## Source material

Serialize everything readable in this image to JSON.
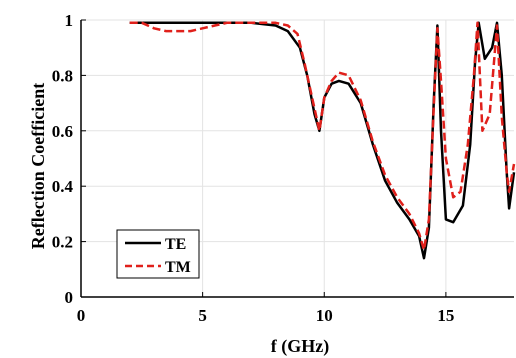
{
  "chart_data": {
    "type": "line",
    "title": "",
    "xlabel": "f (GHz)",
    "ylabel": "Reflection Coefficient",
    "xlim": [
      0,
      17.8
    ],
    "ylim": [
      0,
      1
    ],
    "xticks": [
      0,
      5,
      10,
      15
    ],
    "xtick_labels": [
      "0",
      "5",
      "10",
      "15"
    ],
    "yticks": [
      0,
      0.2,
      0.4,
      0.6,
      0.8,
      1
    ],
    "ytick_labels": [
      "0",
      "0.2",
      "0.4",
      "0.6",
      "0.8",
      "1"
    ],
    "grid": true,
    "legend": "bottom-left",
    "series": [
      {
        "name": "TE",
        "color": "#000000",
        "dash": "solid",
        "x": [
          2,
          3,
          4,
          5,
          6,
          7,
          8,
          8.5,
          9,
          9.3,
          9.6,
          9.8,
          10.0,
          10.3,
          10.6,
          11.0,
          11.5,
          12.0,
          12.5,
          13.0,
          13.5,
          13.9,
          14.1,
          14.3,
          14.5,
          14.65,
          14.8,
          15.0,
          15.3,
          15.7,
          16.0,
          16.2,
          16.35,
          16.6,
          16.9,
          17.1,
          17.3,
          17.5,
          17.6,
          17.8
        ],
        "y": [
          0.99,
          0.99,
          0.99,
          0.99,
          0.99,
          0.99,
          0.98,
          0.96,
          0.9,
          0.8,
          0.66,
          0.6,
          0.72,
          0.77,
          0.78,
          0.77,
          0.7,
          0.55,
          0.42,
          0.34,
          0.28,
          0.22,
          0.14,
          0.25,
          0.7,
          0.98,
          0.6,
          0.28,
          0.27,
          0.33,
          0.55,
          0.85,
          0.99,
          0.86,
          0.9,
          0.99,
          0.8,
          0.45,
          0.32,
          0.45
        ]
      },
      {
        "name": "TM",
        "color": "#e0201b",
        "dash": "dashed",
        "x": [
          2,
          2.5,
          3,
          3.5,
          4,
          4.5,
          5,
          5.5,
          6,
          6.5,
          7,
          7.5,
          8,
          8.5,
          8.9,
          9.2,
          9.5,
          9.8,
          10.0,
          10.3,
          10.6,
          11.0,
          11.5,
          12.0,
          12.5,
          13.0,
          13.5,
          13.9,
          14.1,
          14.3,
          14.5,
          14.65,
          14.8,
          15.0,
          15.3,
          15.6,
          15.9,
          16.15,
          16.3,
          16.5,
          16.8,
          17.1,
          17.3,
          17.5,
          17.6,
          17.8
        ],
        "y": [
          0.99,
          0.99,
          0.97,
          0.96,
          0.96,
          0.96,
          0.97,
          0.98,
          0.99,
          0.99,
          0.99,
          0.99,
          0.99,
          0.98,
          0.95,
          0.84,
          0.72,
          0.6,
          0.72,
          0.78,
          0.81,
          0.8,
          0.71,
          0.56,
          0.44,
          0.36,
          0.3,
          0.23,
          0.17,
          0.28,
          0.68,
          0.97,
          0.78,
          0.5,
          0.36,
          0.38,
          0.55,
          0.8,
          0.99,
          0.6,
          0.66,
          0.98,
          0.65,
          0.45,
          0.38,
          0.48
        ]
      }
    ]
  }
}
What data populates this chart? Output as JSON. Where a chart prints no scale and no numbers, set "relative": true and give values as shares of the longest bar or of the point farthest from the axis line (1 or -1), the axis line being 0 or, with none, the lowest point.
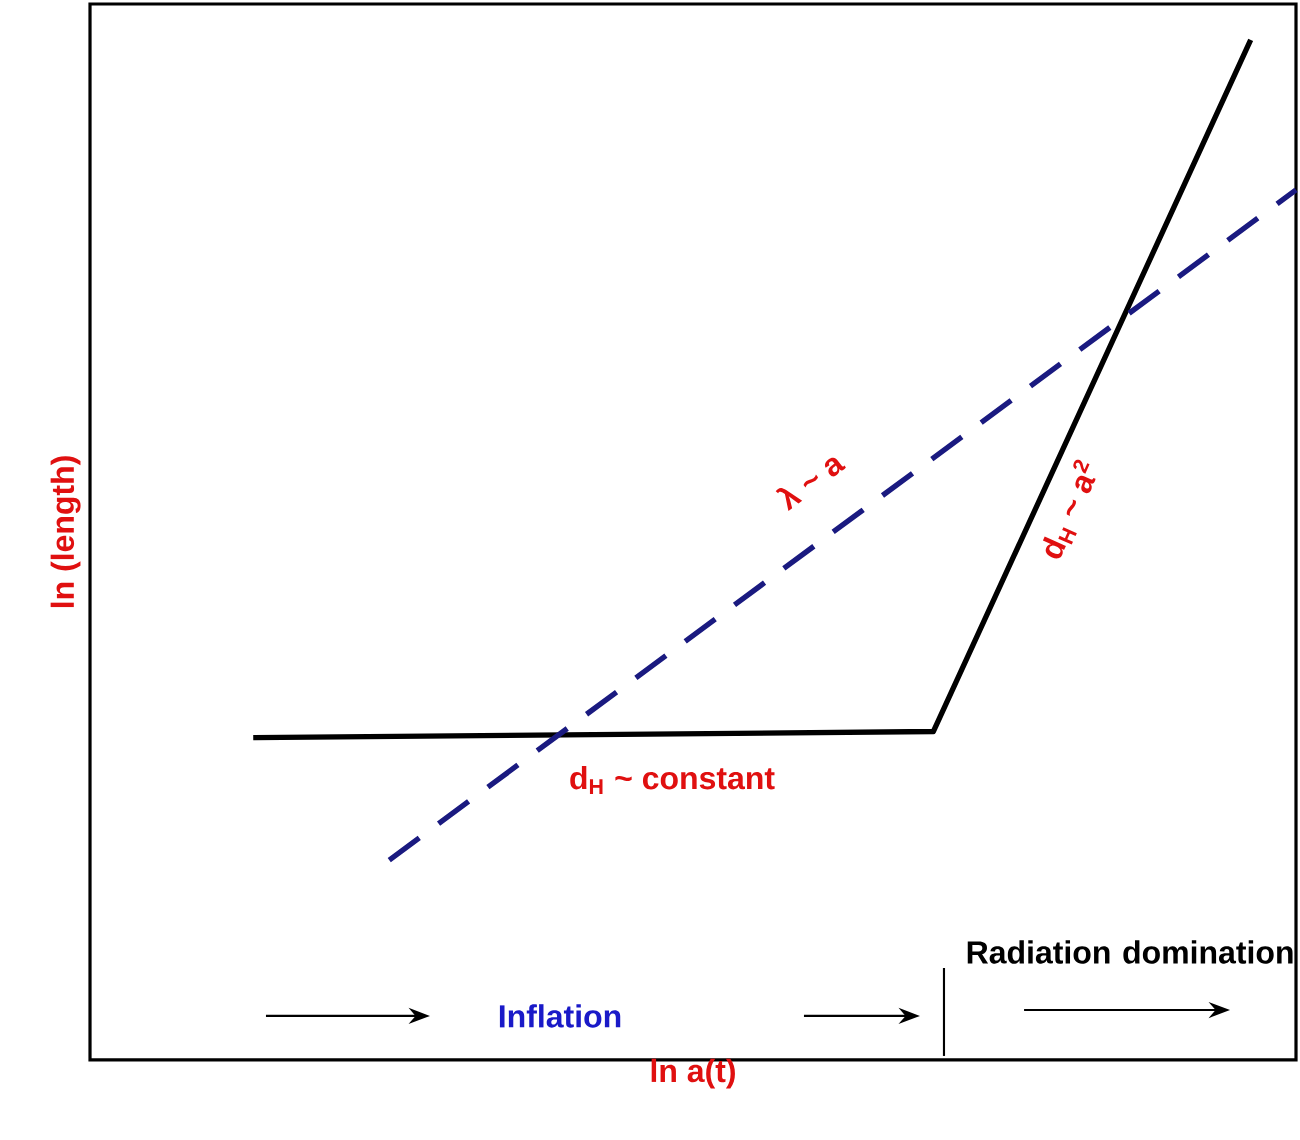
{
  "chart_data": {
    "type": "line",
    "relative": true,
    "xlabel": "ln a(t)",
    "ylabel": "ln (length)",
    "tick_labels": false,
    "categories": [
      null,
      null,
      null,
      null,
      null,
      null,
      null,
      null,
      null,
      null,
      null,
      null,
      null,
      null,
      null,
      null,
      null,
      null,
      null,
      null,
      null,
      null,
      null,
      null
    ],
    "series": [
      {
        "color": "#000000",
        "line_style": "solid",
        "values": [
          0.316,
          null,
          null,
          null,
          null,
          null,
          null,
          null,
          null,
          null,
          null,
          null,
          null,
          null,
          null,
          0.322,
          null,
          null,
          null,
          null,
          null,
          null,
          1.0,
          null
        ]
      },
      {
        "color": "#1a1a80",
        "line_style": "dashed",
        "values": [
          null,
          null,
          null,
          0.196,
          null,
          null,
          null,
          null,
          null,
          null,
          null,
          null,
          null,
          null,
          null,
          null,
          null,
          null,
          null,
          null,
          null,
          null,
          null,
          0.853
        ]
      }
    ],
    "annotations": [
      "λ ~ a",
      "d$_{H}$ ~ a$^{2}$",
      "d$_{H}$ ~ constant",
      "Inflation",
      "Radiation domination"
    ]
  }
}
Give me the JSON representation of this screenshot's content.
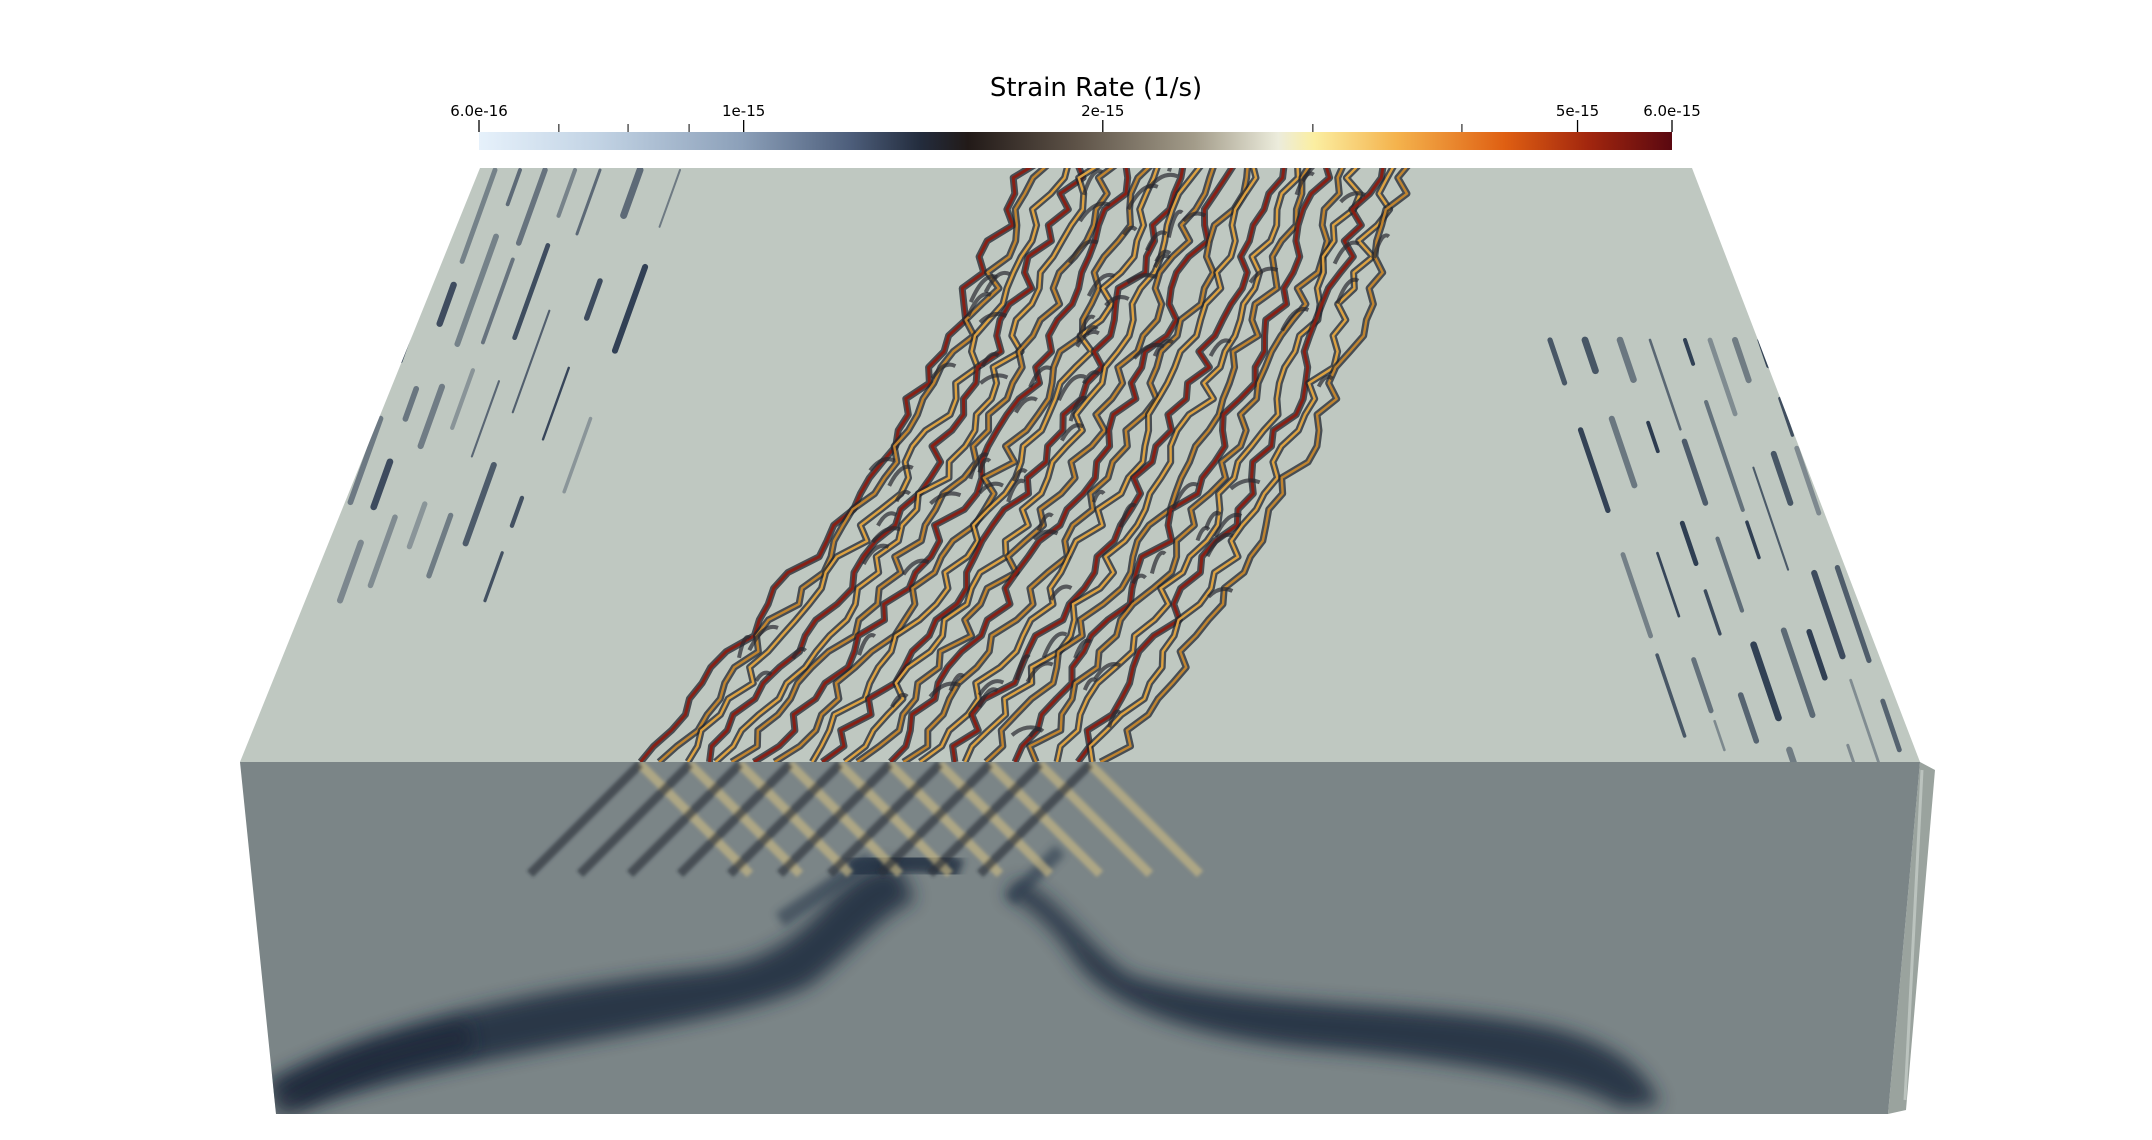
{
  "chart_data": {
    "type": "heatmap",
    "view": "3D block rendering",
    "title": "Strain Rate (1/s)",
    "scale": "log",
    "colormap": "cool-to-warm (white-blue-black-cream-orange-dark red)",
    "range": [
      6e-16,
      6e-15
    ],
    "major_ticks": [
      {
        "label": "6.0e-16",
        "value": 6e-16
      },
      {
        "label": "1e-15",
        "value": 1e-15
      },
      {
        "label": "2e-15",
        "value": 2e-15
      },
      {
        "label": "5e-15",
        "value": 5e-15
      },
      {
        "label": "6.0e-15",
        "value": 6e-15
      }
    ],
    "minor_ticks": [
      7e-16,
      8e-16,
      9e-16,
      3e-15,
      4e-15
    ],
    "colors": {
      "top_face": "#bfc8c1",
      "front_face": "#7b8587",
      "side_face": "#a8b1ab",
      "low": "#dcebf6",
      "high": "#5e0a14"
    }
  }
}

## Aim
Write out each line of the data that holds the string "ylabel".

## Response
    "ylabel": "Reflection Coefficient",
    "ylabel": "ln (length)",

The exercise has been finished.